- [GOAL OF THE EXERCISE]: Can you rewrite the entries below, putting "capture" wherever "screenshot" occurs and leaving everything else untouched?

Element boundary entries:
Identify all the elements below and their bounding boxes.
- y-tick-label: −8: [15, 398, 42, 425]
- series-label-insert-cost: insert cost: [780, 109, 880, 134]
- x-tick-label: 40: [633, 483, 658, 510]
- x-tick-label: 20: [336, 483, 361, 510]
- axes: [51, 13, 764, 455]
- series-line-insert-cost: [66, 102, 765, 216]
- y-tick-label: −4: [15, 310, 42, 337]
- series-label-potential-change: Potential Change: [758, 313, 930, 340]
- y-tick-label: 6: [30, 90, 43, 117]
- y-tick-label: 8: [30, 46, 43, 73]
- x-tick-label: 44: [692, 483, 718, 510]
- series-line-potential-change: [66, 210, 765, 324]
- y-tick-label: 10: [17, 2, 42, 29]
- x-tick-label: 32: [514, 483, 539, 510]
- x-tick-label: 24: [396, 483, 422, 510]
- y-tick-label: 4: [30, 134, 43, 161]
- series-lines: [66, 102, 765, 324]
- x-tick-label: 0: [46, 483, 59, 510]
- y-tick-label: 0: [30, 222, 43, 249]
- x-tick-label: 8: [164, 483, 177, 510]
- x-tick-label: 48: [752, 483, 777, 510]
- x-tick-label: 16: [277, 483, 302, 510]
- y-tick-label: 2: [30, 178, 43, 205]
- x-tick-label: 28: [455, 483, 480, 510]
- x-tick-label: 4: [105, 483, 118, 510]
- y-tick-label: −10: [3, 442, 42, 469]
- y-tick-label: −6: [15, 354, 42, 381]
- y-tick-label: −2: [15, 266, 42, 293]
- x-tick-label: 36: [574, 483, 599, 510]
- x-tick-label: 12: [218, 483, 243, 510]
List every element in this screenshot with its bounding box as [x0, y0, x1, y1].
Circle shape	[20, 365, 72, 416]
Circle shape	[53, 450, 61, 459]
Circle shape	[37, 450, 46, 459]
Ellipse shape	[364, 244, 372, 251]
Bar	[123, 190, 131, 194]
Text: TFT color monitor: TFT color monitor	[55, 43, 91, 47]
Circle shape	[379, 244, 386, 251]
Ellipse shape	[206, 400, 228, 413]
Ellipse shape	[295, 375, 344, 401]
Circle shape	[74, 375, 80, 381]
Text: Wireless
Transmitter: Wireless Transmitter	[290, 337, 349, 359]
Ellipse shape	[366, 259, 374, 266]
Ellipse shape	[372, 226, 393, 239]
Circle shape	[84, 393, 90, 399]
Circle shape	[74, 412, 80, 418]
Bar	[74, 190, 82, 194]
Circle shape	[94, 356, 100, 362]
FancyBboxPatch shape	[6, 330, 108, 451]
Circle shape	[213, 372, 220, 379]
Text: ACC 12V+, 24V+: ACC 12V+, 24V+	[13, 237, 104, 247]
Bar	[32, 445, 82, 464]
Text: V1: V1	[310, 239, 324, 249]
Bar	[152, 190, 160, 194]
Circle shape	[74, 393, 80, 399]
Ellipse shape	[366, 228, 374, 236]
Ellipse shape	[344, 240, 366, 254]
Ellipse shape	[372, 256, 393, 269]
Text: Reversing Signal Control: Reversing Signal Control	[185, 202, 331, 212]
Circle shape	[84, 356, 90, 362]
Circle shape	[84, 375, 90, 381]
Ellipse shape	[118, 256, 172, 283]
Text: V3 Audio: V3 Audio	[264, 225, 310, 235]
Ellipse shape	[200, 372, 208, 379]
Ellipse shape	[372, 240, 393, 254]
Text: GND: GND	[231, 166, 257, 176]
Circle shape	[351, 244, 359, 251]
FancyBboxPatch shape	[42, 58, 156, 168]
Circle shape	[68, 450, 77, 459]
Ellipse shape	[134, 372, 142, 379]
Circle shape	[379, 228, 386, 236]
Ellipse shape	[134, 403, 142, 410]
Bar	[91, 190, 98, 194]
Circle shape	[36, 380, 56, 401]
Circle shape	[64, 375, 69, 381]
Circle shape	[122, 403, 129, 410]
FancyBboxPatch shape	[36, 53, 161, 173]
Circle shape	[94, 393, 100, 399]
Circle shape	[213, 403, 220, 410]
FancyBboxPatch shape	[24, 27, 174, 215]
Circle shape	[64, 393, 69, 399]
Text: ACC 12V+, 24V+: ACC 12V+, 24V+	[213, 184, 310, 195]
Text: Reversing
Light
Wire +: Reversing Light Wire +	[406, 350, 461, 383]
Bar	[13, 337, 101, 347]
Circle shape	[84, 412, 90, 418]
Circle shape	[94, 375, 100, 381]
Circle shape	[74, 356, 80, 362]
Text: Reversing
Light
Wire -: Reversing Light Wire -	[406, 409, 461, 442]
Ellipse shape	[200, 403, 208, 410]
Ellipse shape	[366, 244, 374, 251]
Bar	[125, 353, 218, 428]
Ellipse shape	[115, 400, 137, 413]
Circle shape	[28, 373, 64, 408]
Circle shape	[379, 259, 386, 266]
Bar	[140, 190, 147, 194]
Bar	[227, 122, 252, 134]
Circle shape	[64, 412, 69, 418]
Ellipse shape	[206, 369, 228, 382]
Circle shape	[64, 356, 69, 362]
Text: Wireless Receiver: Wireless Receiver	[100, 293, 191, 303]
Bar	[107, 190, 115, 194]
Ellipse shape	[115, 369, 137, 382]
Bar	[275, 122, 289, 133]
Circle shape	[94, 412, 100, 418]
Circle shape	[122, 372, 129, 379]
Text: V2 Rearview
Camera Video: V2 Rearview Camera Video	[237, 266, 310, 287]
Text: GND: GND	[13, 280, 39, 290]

- [ANSWER TO THE PROBLEM]:
Identify all the elements below and their bounding boxes.
- y-tick-label: −8: [15, 398, 42, 425]
- series-label-insert-cost: insert cost: [780, 109, 880, 134]
- x-tick-label: 40: [633, 483, 658, 510]
- x-tick-label: 20: [336, 483, 361, 510]
- axes: [51, 13, 764, 455]
- series-line-insert-cost: [66, 102, 765, 216]
- y-tick-label: −4: [15, 310, 42, 337]
- series-label-potential-change: Potential Change: [758, 313, 930, 340]
- y-tick-label: 6: [30, 90, 43, 117]
- y-tick-label: 8: [30, 46, 43, 73]
- x-tick-label: 44: [692, 483, 718, 510]
- series-line-potential-change: [66, 210, 765, 324]
- y-tick-label: 10: [17, 2, 42, 29]
- x-tick-label: 32: [514, 483, 539, 510]
- x-tick-label: 24: [396, 483, 422, 510]
- y-tick-label: 4: [30, 134, 43, 161]
- series-lines: [66, 102, 765, 324]
- x-tick-label: 0: [46, 483, 59, 510]
- y-tick-label: 0: [30, 222, 43, 249]
- x-tick-label: 8: [164, 483, 177, 510]
- x-tick-label: 48: [752, 483, 777, 510]
- x-tick-label: 16: [277, 483, 302, 510]
- y-tick-label: 2: [30, 178, 43, 205]
- x-tick-label: 28: [455, 483, 480, 510]
- x-tick-label: 4: [105, 483, 118, 510]
- y-tick-label: −10: [3, 442, 42, 469]
- y-tick-label: −6: [15, 354, 42, 381]
- y-tick-label: −2: [15, 266, 42, 293]
- x-tick-label: 36: [574, 483, 599, 510]
- x-tick-label: 12: [218, 483, 243, 510]
List every element in this capture with its bounding box as [x0, y0, x1, y1].
Circle shape	[20, 365, 72, 416]
Circle shape	[53, 450, 61, 459]
Circle shape	[37, 450, 46, 459]
Ellipse shape	[364, 244, 372, 251]
Bar	[123, 190, 131, 194]
Text: TFT color monitor: TFT color monitor	[55, 43, 91, 47]
Circle shape	[379, 244, 386, 251]
Ellipse shape	[206, 400, 228, 413]
Ellipse shape	[295, 375, 344, 401]
Circle shape	[74, 375, 80, 381]
Text: Wireless
Transmitter: Wireless Transmitter	[290, 337, 349, 359]
Ellipse shape	[366, 259, 374, 266]
Ellipse shape	[372, 226, 393, 239]
Circle shape	[84, 393, 90, 399]
Circle shape	[74, 412, 80, 418]
Bar	[74, 190, 82, 194]
Circle shape	[94, 356, 100, 362]
FancyBboxPatch shape	[6, 330, 108, 451]
Circle shape	[213, 372, 220, 379]
Text: ACC 12V+, 24V+: ACC 12V+, 24V+	[13, 237, 104, 247]
Bar	[32, 445, 82, 464]
Text: V1: V1	[310, 239, 324, 249]
Bar	[152, 190, 160, 194]
Circle shape	[74, 393, 80, 399]
Ellipse shape	[366, 228, 374, 236]
Ellipse shape	[344, 240, 366, 254]
Ellipse shape	[372, 256, 393, 269]
Text: Reversing Signal Control: Reversing Signal Control	[185, 202, 331, 212]
Circle shape	[84, 356, 90, 362]
Circle shape	[84, 375, 90, 381]
Ellipse shape	[118, 256, 172, 283]
Text: V3 Audio: V3 Audio	[264, 225, 310, 235]
Ellipse shape	[200, 372, 208, 379]
Ellipse shape	[372, 240, 393, 254]
Text: GND: GND	[231, 166, 257, 176]
Circle shape	[351, 244, 359, 251]
FancyBboxPatch shape	[42, 58, 156, 168]
Circle shape	[68, 450, 77, 459]
Ellipse shape	[134, 372, 142, 379]
Circle shape	[379, 228, 386, 236]
Ellipse shape	[134, 403, 142, 410]
Bar	[91, 190, 98, 194]
Circle shape	[36, 380, 56, 401]
Circle shape	[64, 375, 69, 381]
Circle shape	[122, 403, 129, 410]
FancyBboxPatch shape	[36, 53, 161, 173]
Circle shape	[94, 393, 100, 399]
Circle shape	[213, 403, 220, 410]
FancyBboxPatch shape	[24, 27, 174, 215]
Circle shape	[64, 393, 69, 399]
Text: ACC 12V+, 24V+: ACC 12V+, 24V+	[213, 184, 310, 195]
Text: Reversing
Light
Wire +: Reversing Light Wire +	[406, 350, 461, 383]
Bar	[13, 337, 101, 347]
Circle shape	[84, 412, 90, 418]
Circle shape	[94, 375, 100, 381]
Circle shape	[74, 356, 80, 362]
Text: Reversing
Light
Wire -: Reversing Light Wire -	[406, 409, 461, 442]
Ellipse shape	[200, 403, 208, 410]
Ellipse shape	[366, 244, 374, 251]
Bar	[125, 353, 218, 428]
Ellipse shape	[115, 400, 137, 413]
Circle shape	[28, 373, 64, 408]
Circle shape	[379, 259, 386, 266]
Bar	[140, 190, 147, 194]
Bar	[227, 122, 252, 134]
Circle shape	[64, 412, 69, 418]
Ellipse shape	[206, 369, 228, 382]
Circle shape	[64, 356, 69, 362]
Text: Wireless Receiver: Wireless Receiver	[100, 293, 191, 303]
Bar	[107, 190, 115, 194]
Ellipse shape	[115, 369, 137, 382]
Bar	[275, 122, 289, 133]
Circle shape	[94, 412, 100, 418]
Circle shape	[122, 372, 129, 379]
Text: V2 Rearview
Camera Video: V2 Rearview Camera Video	[237, 266, 310, 287]
Text: GND: GND	[13, 280, 39, 290]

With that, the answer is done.